__WHAT YOU HAVE TO DO__. Repeat the whole listing exactly.

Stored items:
>> start
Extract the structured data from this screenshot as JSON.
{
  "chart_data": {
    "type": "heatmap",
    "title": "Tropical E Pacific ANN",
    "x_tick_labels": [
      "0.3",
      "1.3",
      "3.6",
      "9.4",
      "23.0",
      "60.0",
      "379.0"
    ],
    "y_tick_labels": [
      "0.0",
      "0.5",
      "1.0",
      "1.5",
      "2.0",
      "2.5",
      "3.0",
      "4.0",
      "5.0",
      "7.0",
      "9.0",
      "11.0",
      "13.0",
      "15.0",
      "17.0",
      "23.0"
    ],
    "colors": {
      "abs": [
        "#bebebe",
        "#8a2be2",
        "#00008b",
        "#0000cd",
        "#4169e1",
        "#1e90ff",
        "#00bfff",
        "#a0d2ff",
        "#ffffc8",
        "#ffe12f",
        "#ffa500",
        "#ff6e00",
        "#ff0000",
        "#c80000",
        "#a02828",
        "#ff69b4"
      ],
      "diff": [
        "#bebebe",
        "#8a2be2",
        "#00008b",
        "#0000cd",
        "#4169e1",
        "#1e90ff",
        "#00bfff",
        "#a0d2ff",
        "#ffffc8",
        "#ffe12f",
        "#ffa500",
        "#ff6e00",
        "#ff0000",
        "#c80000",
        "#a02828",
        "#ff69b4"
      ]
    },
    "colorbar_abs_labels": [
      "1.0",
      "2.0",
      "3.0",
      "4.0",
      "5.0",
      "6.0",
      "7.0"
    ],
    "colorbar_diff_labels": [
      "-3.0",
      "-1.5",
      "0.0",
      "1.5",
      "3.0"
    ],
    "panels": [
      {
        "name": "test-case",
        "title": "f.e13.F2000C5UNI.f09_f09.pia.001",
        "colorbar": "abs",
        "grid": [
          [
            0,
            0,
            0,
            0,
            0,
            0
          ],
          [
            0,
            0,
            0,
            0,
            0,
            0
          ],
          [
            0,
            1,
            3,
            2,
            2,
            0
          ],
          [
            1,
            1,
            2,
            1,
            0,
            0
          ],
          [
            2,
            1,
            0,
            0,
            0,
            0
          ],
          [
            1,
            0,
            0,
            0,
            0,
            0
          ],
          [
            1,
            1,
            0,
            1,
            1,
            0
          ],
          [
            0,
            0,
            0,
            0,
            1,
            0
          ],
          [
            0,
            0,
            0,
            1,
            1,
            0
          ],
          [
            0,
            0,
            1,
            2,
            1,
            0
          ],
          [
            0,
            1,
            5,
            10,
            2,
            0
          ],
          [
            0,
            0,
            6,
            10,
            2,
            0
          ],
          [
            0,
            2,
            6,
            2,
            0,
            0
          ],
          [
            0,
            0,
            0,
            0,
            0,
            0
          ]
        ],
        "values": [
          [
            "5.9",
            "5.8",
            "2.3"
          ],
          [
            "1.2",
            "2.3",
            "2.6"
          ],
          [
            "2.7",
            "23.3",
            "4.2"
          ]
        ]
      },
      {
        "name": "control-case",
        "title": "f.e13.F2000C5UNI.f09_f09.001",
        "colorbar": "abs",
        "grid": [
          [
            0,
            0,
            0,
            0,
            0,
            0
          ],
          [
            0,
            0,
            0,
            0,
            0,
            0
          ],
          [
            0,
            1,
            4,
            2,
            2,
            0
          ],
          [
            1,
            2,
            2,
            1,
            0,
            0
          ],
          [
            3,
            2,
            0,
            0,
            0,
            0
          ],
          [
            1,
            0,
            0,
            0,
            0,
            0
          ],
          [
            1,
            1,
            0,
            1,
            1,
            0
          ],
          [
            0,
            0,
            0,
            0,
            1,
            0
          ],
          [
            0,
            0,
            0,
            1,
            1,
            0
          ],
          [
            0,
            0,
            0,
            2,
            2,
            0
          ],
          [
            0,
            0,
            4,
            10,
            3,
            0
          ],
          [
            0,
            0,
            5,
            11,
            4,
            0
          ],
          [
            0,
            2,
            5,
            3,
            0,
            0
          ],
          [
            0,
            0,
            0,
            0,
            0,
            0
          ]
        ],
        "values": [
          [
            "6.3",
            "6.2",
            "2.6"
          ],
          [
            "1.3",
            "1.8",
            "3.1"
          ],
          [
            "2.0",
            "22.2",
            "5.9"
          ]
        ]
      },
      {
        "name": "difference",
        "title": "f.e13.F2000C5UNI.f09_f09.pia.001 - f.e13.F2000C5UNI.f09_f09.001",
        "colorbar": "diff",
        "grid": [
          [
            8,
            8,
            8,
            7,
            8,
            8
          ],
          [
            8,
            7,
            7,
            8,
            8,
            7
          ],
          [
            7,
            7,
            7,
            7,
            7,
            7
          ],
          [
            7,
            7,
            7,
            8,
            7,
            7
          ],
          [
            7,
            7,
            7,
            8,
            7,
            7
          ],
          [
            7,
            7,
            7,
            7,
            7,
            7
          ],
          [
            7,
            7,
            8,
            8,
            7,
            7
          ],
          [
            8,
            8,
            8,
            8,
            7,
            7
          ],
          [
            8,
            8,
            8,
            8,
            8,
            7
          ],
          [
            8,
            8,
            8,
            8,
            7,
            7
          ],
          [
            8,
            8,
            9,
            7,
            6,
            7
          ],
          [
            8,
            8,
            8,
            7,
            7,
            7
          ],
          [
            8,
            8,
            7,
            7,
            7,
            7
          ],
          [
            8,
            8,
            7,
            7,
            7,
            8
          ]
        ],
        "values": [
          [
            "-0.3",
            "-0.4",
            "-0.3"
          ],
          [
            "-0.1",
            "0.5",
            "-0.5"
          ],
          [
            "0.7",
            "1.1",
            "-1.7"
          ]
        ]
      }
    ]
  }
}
>> end
__IN RESPONSE__.
Extract the structured data from this screenshot as JSON.
{
  "chart_data": {
    "type": "heatmap",
    "title": "Tropical E Pacific ANN",
    "x_tick_labels": [
      "0.3",
      "1.3",
      "3.6",
      "9.4",
      "23.0",
      "60.0",
      "379.0"
    ],
    "y_tick_labels": [
      "0.0",
      "0.5",
      "1.0",
      "1.5",
      "2.0",
      "2.5",
      "3.0",
      "4.0",
      "5.0",
      "7.0",
      "9.0",
      "11.0",
      "13.0",
      "15.0",
      "17.0",
      "23.0"
    ],
    "colors": {
      "abs": [
        "#bebebe",
        "#8a2be2",
        "#00008b",
        "#0000cd",
        "#4169e1",
        "#1e90ff",
        "#00bfff",
        "#a0d2ff",
        "#ffffc8",
        "#ffe12f",
        "#ffa500",
        "#ff6e00",
        "#ff0000",
        "#c80000",
        "#a02828",
        "#ff69b4"
      ],
      "diff": [
        "#bebebe",
        "#8a2be2",
        "#00008b",
        "#0000cd",
        "#4169e1",
        "#1e90ff",
        "#00bfff",
        "#a0d2ff",
        "#ffffc8",
        "#ffe12f",
        "#ffa500",
        "#ff6e00",
        "#ff0000",
        "#c80000",
        "#a02828",
        "#ff69b4"
      ]
    },
    "colorbar_abs_labels": [
      "1.0",
      "2.0",
      "3.0",
      "4.0",
      "5.0",
      "6.0",
      "7.0"
    ],
    "colorbar_diff_labels": [
      "-3.0",
      "-1.5",
      "0.0",
      "1.5",
      "3.0"
    ],
    "panels": [
      {
        "name": "test-case",
        "title": "f.e13.F2000C5UNI.f09_f09.pia.001",
        "colorbar": "abs",
        "grid": [
          [
            0,
            0,
            0,
            0,
            0,
            0
          ],
          [
            0,
            0,
            0,
            0,
            0,
            0
          ],
          [
            0,
            1,
            3,
            2,
            2,
            0
          ],
          [
            1,
            1,
            2,
            1,
            0,
            0
          ],
          [
            2,
            1,
            0,
            0,
            0,
            0
          ],
          [
            1,
            0,
            0,
            0,
            0,
            0
          ],
          [
            1,
            1,
            0,
            1,
            1,
            0
          ],
          [
            0,
            0,
            0,
            0,
            1,
            0
          ],
          [
            0,
            0,
            0,
            1,
            1,
            0
          ],
          [
            0,
            0,
            1,
            2,
            1,
            0
          ],
          [
            0,
            1,
            5,
            10,
            2,
            0
          ],
          [
            0,
            0,
            6,
            10,
            2,
            0
          ],
          [
            0,
            2,
            6,
            2,
            0,
            0
          ],
          [
            0,
            0,
            0,
            0,
            0,
            0
          ]
        ],
        "values": [
          [
            "5.9",
            "5.8",
            "2.3"
          ],
          [
            "1.2",
            "2.3",
            "2.6"
          ],
          [
            "2.7",
            "23.3",
            "4.2"
          ]
        ]
      },
      {
        "name": "control-case",
        "title": "f.e13.F2000C5UNI.f09_f09.001",
        "colorbar": "abs",
        "grid": [
          [
            0,
            0,
            0,
            0,
            0,
            0
          ],
          [
            0,
            0,
            0,
            0,
            0,
            0
          ],
          [
            0,
            1,
            4,
            2,
            2,
            0
          ],
          [
            1,
            2,
            2,
            1,
            0,
            0
          ],
          [
            3,
            2,
            0,
            0,
            0,
            0
          ],
          [
            1,
            0,
            0,
            0,
            0,
            0
          ],
          [
            1,
            1,
            0,
            1,
            1,
            0
          ],
          [
            0,
            0,
            0,
            0,
            1,
            0
          ],
          [
            0,
            0,
            0,
            1,
            1,
            0
          ],
          [
            0,
            0,
            0,
            2,
            2,
            0
          ],
          [
            0,
            0,
            4,
            10,
            3,
            0
          ],
          [
            0,
            0,
            5,
            11,
            4,
            0
          ],
          [
            0,
            2,
            5,
            3,
            0,
            0
          ],
          [
            0,
            0,
            0,
            0,
            0,
            0
          ]
        ],
        "values": [
          [
            "6.3",
            "6.2",
            "2.6"
          ],
          [
            "1.3",
            "1.8",
            "3.1"
          ],
          [
            "2.0",
            "22.2",
            "5.9"
          ]
        ]
      },
      {
        "name": "difference",
        "title": "f.e13.F2000C5UNI.f09_f09.pia.001 - f.e13.F2000C5UNI.f09_f09.001",
        "colorbar": "diff",
        "grid": [
          [
            8,
            8,
            8,
            7,
            8,
            8
          ],
          [
            8,
            7,
            7,
            8,
            8,
            7
          ],
          [
            7,
            7,
            7,
            7,
            7,
            7
          ],
          [
            7,
            7,
            7,
            8,
            7,
            7
          ],
          [
            7,
            7,
            7,
            8,
            7,
            7
          ],
          [
            7,
            7,
            7,
            7,
            7,
            7
          ],
          [
            7,
            7,
            8,
            8,
            7,
            7
          ],
          [
            8,
            8,
            8,
            8,
            7,
            7
          ],
          [
            8,
            8,
            8,
            8,
            8,
            7
          ],
          [
            8,
            8,
            8,
            8,
            7,
            7
          ],
          [
            8,
            8,
            9,
            7,
            6,
            7
          ],
          [
            8,
            8,
            8,
            7,
            7,
            7
          ],
          [
            8,
            8,
            7,
            7,
            7,
            7
          ],
          [
            8,
            8,
            7,
            7,
            7,
            8
          ]
        ],
        "values": [
          [
            "-0.3",
            "-0.4",
            "-0.3"
          ],
          [
            "-0.1",
            "0.5",
            "-0.5"
          ],
          [
            "0.7",
            "1.1",
            "-1.7"
          ]
        ]
      }
    ]
  }
}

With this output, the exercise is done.